## DESCRIPTION OF THE TASK
Check each line below for the word "this", and copy those that have it.

## ENTRIES PROVIDED
=-=-=
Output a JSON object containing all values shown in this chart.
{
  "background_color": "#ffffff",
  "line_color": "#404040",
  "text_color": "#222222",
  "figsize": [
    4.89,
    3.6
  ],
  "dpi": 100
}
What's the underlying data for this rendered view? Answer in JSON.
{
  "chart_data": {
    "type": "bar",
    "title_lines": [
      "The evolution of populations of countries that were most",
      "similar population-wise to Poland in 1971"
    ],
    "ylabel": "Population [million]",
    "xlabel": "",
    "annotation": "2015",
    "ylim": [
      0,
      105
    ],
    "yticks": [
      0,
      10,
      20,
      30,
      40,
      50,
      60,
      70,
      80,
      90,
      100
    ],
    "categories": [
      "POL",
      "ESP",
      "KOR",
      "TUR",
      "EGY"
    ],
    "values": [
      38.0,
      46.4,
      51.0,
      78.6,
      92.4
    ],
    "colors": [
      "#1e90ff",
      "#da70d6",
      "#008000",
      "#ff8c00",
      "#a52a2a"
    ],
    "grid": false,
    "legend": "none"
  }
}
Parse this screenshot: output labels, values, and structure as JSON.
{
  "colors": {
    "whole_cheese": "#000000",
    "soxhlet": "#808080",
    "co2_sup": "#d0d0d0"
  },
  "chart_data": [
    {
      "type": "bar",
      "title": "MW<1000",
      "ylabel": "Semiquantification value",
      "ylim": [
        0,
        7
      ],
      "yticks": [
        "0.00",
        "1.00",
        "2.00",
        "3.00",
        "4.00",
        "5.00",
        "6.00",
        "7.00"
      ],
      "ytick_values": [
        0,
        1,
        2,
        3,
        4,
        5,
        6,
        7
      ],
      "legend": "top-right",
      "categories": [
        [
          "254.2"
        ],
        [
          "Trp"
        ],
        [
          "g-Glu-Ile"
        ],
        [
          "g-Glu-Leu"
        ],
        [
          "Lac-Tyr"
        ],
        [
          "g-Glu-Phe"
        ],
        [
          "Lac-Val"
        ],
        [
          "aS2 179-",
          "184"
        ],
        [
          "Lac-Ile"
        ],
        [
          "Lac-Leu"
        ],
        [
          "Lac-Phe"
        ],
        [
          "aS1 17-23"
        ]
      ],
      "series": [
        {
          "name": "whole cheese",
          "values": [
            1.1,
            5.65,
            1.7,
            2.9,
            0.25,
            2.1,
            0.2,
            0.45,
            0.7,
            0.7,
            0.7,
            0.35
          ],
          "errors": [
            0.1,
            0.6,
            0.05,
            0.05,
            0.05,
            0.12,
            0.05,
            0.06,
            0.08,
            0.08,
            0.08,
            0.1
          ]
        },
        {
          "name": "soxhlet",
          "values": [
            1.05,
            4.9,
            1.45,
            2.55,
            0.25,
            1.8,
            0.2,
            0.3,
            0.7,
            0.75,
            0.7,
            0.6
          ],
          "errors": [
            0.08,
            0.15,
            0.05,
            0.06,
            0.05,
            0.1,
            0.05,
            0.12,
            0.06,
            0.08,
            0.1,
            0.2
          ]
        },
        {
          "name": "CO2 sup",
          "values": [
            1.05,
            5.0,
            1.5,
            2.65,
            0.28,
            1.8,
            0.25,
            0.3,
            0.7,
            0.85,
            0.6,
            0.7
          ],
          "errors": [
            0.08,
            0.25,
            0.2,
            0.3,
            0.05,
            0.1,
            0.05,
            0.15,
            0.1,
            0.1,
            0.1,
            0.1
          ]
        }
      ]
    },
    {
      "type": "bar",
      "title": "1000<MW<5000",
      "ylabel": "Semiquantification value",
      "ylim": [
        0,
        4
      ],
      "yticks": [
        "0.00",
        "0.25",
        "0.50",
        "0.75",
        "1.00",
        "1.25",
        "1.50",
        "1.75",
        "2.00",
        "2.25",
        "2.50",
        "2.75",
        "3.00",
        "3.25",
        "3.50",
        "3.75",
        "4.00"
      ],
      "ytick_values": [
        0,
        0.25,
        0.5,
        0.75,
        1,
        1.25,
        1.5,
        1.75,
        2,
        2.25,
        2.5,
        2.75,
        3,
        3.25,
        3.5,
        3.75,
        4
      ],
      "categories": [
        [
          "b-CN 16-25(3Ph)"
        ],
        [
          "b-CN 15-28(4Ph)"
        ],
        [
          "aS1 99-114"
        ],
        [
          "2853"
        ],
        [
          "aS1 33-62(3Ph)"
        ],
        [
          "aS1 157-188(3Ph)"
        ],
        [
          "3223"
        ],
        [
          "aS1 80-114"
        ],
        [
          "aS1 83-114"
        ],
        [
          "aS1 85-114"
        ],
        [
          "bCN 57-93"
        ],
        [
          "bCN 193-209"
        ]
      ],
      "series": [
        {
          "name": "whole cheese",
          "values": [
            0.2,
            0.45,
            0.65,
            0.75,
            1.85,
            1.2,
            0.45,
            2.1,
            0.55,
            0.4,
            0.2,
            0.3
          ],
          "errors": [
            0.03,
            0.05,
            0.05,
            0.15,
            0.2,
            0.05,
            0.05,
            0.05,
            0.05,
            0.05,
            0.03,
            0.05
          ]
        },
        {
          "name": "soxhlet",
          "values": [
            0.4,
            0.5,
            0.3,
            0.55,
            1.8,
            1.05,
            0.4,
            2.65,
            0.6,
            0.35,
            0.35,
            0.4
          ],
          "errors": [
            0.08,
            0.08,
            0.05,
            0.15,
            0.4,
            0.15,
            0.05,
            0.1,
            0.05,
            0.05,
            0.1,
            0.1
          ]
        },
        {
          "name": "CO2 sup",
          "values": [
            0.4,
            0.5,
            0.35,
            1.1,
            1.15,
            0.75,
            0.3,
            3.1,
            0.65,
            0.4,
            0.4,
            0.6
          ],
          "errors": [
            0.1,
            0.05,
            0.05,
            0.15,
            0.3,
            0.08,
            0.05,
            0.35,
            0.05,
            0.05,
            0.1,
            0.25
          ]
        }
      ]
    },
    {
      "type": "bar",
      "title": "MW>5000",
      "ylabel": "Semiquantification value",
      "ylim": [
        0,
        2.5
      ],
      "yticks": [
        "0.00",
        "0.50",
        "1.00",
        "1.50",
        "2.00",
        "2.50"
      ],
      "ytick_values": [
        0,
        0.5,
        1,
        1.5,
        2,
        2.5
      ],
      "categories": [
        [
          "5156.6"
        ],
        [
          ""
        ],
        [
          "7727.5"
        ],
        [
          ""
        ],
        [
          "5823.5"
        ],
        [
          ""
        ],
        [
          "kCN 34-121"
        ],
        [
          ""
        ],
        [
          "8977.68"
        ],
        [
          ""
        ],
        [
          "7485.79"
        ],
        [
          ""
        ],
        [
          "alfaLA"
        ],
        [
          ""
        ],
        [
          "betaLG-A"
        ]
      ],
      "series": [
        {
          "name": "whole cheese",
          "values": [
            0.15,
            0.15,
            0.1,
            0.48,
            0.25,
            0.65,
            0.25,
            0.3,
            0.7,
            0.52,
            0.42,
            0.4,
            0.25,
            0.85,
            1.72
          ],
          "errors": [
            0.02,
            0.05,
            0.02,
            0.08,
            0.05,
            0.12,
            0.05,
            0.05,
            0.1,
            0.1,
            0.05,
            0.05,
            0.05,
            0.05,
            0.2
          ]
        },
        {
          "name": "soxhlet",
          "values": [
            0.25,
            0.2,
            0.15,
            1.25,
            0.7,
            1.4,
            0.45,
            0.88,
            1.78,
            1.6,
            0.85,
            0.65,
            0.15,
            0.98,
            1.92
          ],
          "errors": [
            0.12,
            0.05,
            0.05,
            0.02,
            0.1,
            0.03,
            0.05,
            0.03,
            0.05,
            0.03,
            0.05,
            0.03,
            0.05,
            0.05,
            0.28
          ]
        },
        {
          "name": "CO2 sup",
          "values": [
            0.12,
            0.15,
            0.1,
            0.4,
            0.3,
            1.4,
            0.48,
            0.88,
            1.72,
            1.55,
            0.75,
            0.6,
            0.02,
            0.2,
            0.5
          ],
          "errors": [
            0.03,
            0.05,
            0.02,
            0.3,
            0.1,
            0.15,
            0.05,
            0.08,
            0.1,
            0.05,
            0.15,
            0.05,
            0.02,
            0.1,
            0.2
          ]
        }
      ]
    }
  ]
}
=-=-=
## ANSWER FOR THE TASK
Output a JSON object containing all values shown in this chart.
What's the underlying data for this rendered view? Answer in JSON.
Parse this screenshot: output labels, values, and structure as JSON.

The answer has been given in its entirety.